Given request: Copy all of the records below verbatim.

[start The data]

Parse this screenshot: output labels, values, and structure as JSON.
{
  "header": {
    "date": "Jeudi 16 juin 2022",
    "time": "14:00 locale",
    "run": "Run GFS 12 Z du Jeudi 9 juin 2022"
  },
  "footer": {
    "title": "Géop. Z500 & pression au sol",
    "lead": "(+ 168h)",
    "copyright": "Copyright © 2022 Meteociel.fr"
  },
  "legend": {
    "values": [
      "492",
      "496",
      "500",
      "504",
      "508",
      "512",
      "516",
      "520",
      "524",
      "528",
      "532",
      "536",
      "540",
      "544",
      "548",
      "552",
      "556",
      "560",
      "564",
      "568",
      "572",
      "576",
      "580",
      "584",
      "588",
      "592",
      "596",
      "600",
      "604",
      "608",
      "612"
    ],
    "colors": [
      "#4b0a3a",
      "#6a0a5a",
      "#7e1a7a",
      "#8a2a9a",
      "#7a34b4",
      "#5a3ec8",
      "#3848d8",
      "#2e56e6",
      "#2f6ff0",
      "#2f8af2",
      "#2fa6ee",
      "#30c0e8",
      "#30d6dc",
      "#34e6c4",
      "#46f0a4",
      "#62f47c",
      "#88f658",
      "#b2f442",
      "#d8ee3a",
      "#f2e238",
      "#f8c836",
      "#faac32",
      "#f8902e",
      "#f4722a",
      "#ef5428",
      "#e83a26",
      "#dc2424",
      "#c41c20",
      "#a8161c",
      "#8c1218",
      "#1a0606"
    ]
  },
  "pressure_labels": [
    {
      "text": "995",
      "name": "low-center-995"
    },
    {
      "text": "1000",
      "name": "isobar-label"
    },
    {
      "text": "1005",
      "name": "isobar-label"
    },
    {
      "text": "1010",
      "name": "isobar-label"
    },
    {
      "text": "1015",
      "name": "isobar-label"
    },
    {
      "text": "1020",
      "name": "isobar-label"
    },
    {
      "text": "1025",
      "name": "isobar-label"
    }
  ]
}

[end The data]

Solution to this exercise:
Parse this screenshot: output labels, values, and structure as JSON.
{
  "header": {
    "date": "Jeudi 16 juin 2022",
    "time": "14:00 locale",
    "run": "Run GFS 12 Z du Jeudi 9 juin 2022"
  },
  "footer": {
    "title": "Géop. Z500 & pression au sol",
    "lead": "(+ 168h)",
    "copyright": "Copyright © 2022 Meteociel.fr"
  },
  "legend": {
    "values": [
      "492",
      "496",
      "500",
      "504",
      "508",
      "512",
      "516",
      "520",
      "524",
      "528",
      "532",
      "536",
      "540",
      "544",
      "548",
      "552",
      "556",
      "560",
      "564",
      "568",
      "572",
      "576",
      "580",
      "584",
      "588",
      "592",
      "596",
      "600",
      "604",
      "608",
      "612"
    ],
    "colors": [
      "#4b0a3a",
      "#6a0a5a",
      "#7e1a7a",
      "#8a2a9a",
      "#7a34b4",
      "#5a3ec8",
      "#3848d8",
      "#2e56e6",
      "#2f6ff0",
      "#2f8af2",
      "#2fa6ee",
      "#30c0e8",
      "#30d6dc",
      "#34e6c4",
      "#46f0a4",
      "#62f47c",
      "#88f658",
      "#b2f442",
      "#d8ee3a",
      "#f2e238",
      "#f8c836",
      "#faac32",
      "#f8902e",
      "#f4722a",
      "#ef5428",
      "#e83a26",
      "#dc2424",
      "#c41c20",
      "#a8161c",
      "#8c1218",
      "#1a0606"
    ]
  },
  "pressure_labels": [
    {
      "text": "995",
      "name": "low-center-995"
    },
    {
      "text": "1000",
      "name": "isobar-label"
    },
    {
      "text": "1005",
      "name": "isobar-label"
    },
    {
      "text": "1010",
      "name": "isobar-label"
    },
    {
      "text": "1015",
      "name": "isobar-label"
    },
    {
      "text": "1020",
      "name": "isobar-label"
    },
    {
      "text": "1025",
      "name": "isobar-label"
    }
  ]
}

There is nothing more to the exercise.